╭──

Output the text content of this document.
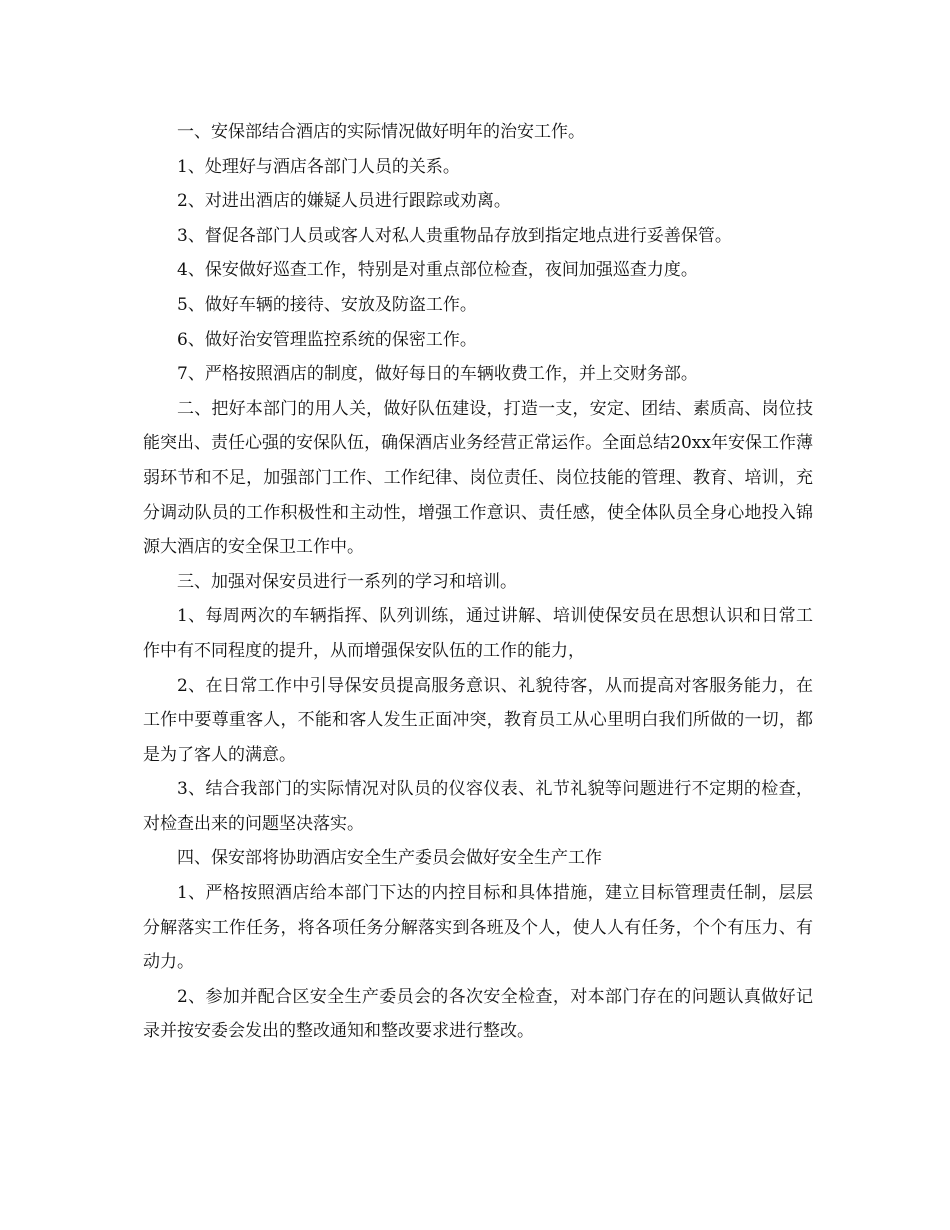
一、安保部结合酒店的实际情况做好明年的治安工作。

1、处理好与酒店各部门人员的关系。

2、对进出酒店的嫌疑人员进行跟踪或劝离。

3、督促各部门人员或客人对私人贵重物品存放到指定地点进行妥善保管。

4、保安做好巡查工作，特别是对重点部位检查，夜间加强巡查力度。

5、做好车辆的接待、安放及防盗工作。

6、做好治安管理监控系统的保密工作。

7、严格按照酒店的制度，做好每日的车辆收费工作，并上交财务部。

二、把好本部门的用人关，做好队伍建设，打造一支，安定、团结、素质高、岗位技能突出、责任心强的安保队伍，确保酒店业务经营正常运作。全面总结20xx年安保工作薄弱环节和不足，加强部门工作、工作纪律、岗位责任、岗位技能的管理、教育、培训，充分调动队员的工作积极性和主动性，增强工作意识、责任感，使全体队员全身心地投入锦源大酒店的安全保卫工作中。

三、加强对保安员进行一系列的学习和培训。

1、每周两次的车辆指挥、队列训练，通过讲解、培训使保安员在思想认识和日常工作中有不同程度的提升，从而增强保安队伍的工作的能力，

2、在日常工作中引导保安员提高服务意识、礼貌待客，从而提高对客服务能力，在工作中要尊重客人，不能和客人发生正面冲突，教育员工从心里明白我们所做的一切，都是为了客人的满意。

3、结合我部门的实际情况对队员的仪容仪表、礼节礼貌等问题进行不定期的检查，对检查出来的问题坚决落实。

四、保安部将协助酒店安全生产委员会做好安全生产工作

1、严格按照酒店给本部门下达的内控目标和具体措施，建立目标管理责任制，层层分解落实工作任务，将各项任务分解落实到各班及个人，使人人有任务，个个有压力、有动力。

2、参加并配合区安全生产委员会的各次安全检查，对本部门存在的问题认真做好记录并按安委会发出的整改通知和整改要求进行整改。
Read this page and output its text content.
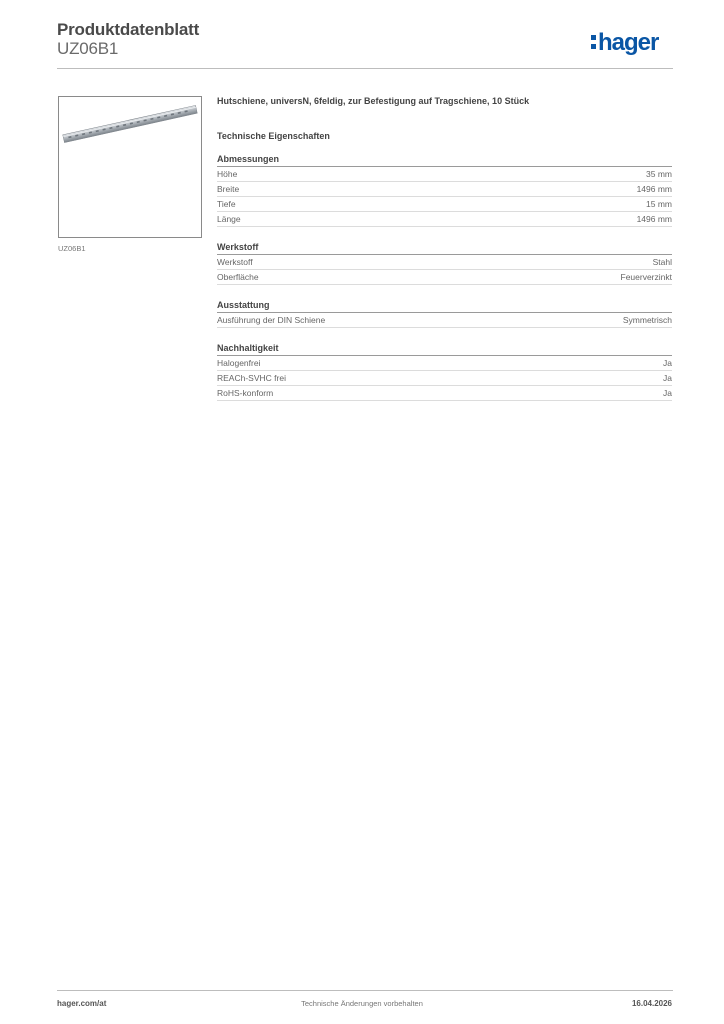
Produktdatenblatt
UZ06B1	hager
UZ06B1

Hutschiene, universN, 6feldig, zur Befestigung auf Tragschiene, 10 Stück

Technische Eigenschaften
Abmessungen
Höhe	35 mm
Breite	1496 mm
Tiefe	15 mm
Länge	1496 mm
Werkstoff
Werkstoff	Stahl
Oberfläche	Feuerverzinkt
Ausstattung
Ausführung der DIN Schiene	Symmetrisch
Nachhaltigkeit
Halogenfrei	Ja
REACh-SVHC frei	Ja
RoHS-konform	Ja
hager.com/at	Technische Änderungen vorbehalten	16.04.2026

╰──

Your goal:
Your task is to copy word for word the lines from the line containing "Read this page and output its text content." to the end of the listing, both included, and to drop any pictures.

Full response:
Read this page and output its text content.
Produktdatenblatt
UZ06B1	hager
UZ06B1

Hutschiene, universN, 6feldig, zur Befestigung auf Tragschiene, 10 Stück

Technische Eigenschaften
Abmessungen
Höhe	35 mm
Breite	1496 mm
Tiefe	15 mm
Länge	1496 mm
Werkstoff
Werkstoff	Stahl
Oberfläche	Feuerverzinkt
Ausstattung
Ausführung der DIN Schiene	Symmetrisch
Nachhaltigkeit
Halogenfrei	Ja
REACh-SVHC frei	Ja
RoHS-konform	Ja
hager.com/at	Technische Änderungen vorbehalten	16.04.2026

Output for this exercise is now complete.